Directions for this task => Lift out all lines below that contain "daily".

[Data excerpts]
+++

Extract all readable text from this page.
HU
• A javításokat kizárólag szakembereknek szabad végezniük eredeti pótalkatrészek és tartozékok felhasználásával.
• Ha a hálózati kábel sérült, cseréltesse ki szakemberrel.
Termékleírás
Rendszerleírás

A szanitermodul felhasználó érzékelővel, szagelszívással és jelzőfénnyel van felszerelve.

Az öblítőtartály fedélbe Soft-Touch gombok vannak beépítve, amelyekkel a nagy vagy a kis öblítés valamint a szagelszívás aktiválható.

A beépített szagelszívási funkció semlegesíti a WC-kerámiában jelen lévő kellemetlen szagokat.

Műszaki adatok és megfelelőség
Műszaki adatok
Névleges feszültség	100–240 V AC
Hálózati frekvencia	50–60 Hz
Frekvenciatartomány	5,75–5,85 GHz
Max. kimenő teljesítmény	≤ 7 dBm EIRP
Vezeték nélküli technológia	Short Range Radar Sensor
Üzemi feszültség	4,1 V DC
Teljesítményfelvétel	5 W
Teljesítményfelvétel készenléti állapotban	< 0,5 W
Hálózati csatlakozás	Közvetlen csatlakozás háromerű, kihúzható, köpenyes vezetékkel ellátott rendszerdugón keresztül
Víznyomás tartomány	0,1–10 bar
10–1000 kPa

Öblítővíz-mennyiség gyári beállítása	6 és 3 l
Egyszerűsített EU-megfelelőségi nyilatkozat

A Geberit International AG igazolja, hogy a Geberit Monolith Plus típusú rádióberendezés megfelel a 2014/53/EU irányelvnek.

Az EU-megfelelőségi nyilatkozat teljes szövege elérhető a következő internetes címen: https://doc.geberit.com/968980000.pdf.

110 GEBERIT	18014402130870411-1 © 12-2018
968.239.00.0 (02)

+++

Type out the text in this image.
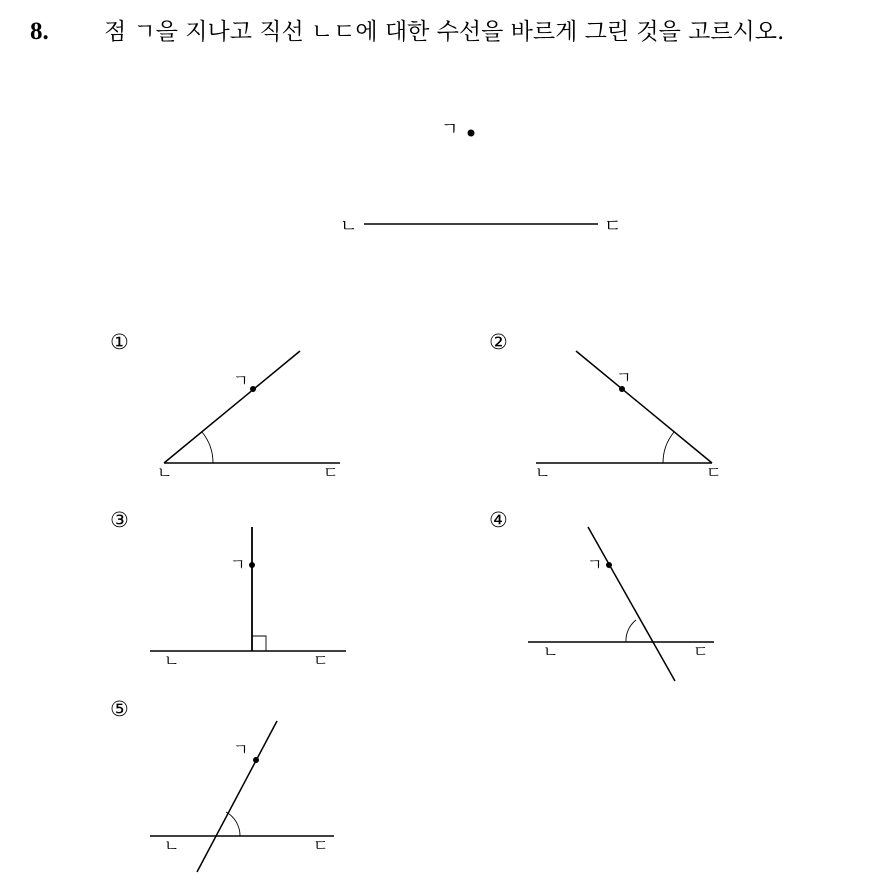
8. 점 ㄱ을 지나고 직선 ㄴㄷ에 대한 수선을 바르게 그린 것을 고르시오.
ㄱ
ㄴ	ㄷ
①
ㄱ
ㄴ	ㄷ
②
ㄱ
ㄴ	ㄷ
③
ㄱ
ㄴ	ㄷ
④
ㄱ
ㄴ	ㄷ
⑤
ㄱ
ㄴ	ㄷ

+++

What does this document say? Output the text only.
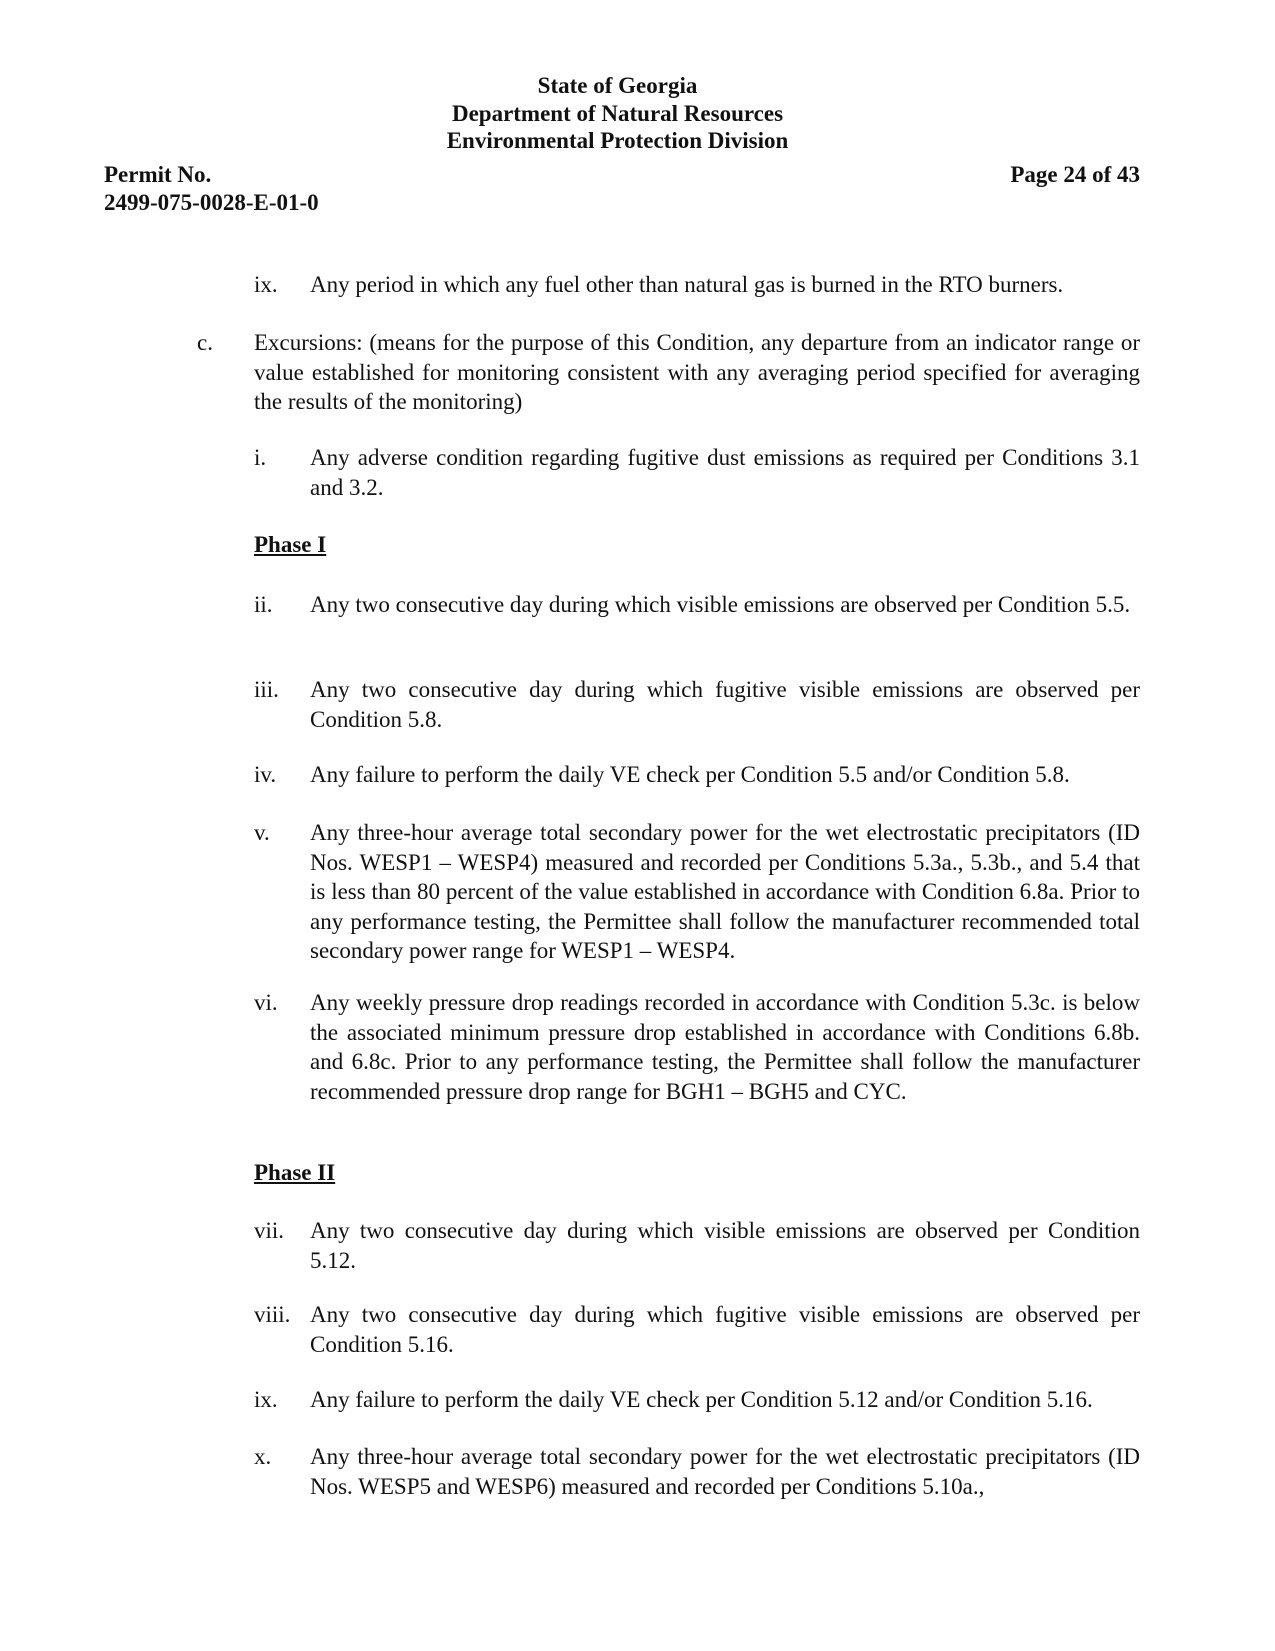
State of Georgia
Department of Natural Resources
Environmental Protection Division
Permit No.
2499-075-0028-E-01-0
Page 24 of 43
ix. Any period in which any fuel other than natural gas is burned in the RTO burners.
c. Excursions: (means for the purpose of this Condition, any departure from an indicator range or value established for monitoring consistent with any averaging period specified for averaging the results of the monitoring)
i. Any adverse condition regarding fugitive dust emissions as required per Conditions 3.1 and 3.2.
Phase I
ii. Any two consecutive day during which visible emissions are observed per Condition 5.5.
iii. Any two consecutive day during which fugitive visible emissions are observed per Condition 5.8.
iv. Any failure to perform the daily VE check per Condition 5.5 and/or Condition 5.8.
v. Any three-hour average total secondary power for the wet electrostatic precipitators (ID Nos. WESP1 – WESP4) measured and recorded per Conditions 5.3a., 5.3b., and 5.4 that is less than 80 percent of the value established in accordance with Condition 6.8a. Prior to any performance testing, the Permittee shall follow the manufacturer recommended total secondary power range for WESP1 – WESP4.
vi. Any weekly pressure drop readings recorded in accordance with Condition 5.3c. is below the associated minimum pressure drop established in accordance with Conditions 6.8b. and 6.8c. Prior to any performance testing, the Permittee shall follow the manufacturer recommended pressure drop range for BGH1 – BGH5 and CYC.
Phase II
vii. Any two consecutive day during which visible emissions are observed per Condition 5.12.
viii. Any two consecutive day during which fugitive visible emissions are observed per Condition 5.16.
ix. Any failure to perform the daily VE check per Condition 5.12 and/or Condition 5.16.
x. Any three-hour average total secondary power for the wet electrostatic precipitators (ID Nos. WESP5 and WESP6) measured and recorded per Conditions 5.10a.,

+++

Solution to this problem =>
iv. Any failure to perform the daily VE check per Condition 5.5 and/or Condition 5.8.
ix. Any failure to perform the daily VE check per Condition 5.12 and/or Condition 5.16.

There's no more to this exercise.